**TASK 1**
Repeat the records word for word, from their first line through the line that contains "app-logo: 查泰免费剧场 [32, 66, 100, 86]", with both ends included.

The structural similarity index (SSIM) is a quality metric used to measure the similarity between two images [21]. This metric is correlated with the perception of the human visual system. The SSIM is defined as follows:

$SSIM (f, g) = \frac{(2 μ_{f} μ_{g} + c_{1}) (2 σ_{f g} + c_{2})}{(μ_{f}^{2} + μ_{g}^{2} + c_{1}) (σ_{f}^{2} + σ_{g}^{2} + c_{2})},$

(6)

where $μ_{f}$ and $μ_{g}$ , $σ_{f}$ and $σ_{g}$ , and $σ_{f g}$ represent the local means, standard deviations, and cross-covariance of images f and g, respectively. Regularization constants $c_{1}$ and $c_{2}$ are very small values that prevent zeros in the denominator. The SSIM value varies between 0 and 1. An SSIM index close to 1 shows an ideal agreement between the images, whilst a value of 0 shows no correlation between the images [20,21].
The contrast-to-noise ratio (CNR) is a widely used metric to evaluate imaging quality. It helps to understand how easily low-contrast objects can be distinguished from their surroundings [22,23]. The CNR is calculated by dividing the signal difference between the target region and the background by the sum of the noise in both regions (Equation (7)) [24]. In particular, the larger the signal difference and the smaller the noise, the higher the CNR, which indicates better image quality [22,23].

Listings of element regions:
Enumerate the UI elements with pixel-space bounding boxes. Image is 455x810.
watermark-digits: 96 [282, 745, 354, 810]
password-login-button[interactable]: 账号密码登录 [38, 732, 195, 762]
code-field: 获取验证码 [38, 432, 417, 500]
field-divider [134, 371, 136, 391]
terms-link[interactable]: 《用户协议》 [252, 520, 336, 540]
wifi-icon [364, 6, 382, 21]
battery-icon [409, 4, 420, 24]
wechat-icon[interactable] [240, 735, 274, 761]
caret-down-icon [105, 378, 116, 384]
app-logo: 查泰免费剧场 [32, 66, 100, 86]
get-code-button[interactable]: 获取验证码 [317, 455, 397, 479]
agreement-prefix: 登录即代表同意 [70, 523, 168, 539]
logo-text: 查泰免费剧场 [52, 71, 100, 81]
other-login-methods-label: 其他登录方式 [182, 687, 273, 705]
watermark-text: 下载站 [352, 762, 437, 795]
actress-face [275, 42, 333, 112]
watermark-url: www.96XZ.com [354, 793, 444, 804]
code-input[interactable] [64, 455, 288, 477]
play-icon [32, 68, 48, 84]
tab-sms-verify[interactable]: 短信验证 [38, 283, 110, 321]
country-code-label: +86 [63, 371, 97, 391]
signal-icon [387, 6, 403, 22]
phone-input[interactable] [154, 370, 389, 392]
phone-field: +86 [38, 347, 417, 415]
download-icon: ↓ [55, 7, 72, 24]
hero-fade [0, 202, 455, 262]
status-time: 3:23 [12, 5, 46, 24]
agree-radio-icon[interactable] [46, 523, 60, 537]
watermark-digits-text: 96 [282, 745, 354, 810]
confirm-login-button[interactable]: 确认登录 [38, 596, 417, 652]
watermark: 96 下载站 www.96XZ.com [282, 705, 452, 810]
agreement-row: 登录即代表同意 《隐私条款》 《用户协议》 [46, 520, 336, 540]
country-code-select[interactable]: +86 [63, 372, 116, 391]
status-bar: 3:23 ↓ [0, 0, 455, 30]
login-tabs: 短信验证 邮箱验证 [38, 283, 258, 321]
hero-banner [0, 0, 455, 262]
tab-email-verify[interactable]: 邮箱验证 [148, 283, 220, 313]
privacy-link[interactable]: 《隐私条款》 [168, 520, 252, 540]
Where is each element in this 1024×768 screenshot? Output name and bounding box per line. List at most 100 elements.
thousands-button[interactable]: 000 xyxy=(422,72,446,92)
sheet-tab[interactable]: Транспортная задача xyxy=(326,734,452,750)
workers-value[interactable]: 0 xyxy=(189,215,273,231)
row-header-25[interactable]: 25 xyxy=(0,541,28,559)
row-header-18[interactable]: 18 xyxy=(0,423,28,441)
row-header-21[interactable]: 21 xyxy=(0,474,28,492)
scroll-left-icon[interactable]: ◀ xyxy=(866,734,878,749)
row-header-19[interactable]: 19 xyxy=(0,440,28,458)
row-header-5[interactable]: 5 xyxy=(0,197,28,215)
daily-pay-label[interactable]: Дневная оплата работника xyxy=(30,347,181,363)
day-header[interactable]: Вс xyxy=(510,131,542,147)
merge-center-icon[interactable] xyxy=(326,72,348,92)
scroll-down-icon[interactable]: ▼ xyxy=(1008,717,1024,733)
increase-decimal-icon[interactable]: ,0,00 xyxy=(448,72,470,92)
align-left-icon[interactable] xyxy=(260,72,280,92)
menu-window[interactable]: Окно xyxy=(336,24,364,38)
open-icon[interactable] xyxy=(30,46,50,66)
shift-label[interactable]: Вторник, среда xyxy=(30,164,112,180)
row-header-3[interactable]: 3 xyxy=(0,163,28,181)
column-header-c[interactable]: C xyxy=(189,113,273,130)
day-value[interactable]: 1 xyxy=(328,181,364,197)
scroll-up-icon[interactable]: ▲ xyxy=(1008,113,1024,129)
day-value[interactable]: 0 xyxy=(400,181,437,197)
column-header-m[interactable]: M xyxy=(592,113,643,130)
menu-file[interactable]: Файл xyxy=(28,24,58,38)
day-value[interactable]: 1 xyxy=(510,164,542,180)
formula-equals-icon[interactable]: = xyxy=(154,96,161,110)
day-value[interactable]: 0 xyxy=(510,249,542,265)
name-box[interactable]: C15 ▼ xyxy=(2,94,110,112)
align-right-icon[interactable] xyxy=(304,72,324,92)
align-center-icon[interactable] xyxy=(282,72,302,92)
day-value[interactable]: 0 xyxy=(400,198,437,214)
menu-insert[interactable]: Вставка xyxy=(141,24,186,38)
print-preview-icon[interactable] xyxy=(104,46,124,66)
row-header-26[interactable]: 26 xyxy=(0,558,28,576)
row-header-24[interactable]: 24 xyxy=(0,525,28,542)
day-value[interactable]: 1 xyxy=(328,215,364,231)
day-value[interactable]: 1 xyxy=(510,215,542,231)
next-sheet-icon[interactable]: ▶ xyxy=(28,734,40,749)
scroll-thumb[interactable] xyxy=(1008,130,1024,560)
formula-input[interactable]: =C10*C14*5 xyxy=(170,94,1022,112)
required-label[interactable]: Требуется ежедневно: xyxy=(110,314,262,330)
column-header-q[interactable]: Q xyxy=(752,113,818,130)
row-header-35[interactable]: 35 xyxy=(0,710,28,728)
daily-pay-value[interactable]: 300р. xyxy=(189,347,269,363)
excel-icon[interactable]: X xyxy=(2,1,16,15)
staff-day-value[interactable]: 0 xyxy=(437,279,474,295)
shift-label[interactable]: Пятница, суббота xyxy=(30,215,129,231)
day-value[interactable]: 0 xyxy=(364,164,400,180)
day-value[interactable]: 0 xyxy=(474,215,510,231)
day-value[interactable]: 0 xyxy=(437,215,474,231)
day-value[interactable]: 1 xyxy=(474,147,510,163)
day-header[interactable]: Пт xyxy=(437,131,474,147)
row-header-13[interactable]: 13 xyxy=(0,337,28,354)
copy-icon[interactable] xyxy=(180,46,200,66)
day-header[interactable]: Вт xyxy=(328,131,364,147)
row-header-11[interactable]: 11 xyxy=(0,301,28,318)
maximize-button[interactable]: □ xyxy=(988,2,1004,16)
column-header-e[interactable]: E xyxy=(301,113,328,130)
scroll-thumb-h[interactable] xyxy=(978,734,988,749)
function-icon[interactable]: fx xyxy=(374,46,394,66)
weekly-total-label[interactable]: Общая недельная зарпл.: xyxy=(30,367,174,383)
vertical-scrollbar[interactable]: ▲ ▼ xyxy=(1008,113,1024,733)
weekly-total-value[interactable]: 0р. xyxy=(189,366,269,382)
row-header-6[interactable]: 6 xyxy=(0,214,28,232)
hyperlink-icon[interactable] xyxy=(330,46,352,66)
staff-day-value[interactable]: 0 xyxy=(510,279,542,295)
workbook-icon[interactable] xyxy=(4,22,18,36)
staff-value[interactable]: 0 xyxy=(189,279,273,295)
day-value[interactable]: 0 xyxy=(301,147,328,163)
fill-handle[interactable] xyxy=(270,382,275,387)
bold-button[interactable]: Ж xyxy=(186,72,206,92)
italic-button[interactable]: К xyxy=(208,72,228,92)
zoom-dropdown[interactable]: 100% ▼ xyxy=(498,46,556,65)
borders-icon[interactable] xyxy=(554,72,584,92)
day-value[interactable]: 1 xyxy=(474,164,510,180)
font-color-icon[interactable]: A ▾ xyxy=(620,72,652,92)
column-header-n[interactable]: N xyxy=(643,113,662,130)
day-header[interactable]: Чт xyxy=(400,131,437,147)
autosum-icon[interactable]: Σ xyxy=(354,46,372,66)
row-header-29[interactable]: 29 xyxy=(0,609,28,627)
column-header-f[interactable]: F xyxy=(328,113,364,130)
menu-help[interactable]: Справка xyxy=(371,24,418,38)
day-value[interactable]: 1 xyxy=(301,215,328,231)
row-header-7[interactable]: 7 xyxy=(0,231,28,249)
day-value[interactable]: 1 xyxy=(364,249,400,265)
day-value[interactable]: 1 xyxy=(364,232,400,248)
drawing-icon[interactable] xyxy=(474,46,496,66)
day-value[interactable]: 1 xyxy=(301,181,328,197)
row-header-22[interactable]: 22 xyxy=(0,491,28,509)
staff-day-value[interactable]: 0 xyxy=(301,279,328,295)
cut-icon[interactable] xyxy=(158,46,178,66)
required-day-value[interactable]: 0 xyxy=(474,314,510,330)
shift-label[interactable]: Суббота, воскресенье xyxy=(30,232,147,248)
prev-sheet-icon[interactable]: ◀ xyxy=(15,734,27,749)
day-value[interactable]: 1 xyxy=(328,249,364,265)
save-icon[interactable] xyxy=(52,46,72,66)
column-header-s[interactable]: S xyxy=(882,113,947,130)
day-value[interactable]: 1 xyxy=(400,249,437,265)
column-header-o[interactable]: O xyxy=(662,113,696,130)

**TASK 2**
Duplicate, word for word, the part of the text on image quality metrics between "The structural similarity" and "the images [20,21].", inclusive.

**CORRECT ANSWER 1**
Enumerate the UI elements with pixel-space bounding boxes. Image is 455x810.
watermark-digits: 96 [282, 745, 354, 810]
password-login-button[interactable]: 账号密码登录 [38, 732, 195, 762]
code-field: 获取验证码 [38, 432, 417, 500]
field-divider [134, 371, 136, 391]
terms-link[interactable]: 《用户协议》 [252, 520, 336, 540]
wifi-icon [364, 6, 382, 21]
battery-icon [409, 4, 420, 24]
wechat-icon[interactable] [240, 735, 274, 761]
caret-down-icon [105, 378, 116, 384]
app-logo: 查泰免费剧场 [32, 66, 100, 86]

**CORRECT ANSWER 2**
The structural similarity index (SSIM) is a quality metric used to measure the similarity between two images [21]. This metric is correlated with the perception of the human visual system. The SSIM is defined as follows:

$SSIM (f, g) = \frac{(2 μ_{f} μ_{g} + c_{1}) (2 σ_{f g} + c_{2})}{(μ_{f}^{2} + μ_{g}^{2} + c_{1}) (σ_{f}^{2} + σ_{g}^{2} + c_{2})},$

(6)

where $μ_{f}$ and $μ_{g}$ , $σ_{f}$ and $σ_{g}$ , and $σ_{f g}$ represent the local means, standard deviations, and cross-covariance of images f and g, respectively. Regularization constants $c_{1}$ and $c_{2}$ are very small values that prevent zeros in the denominator. The SSIM value varies between 0 and 1. An SSIM index close to 1 shows an ideal agreement between the images, whilst a value of 0 shows no correlation between the images [20,21].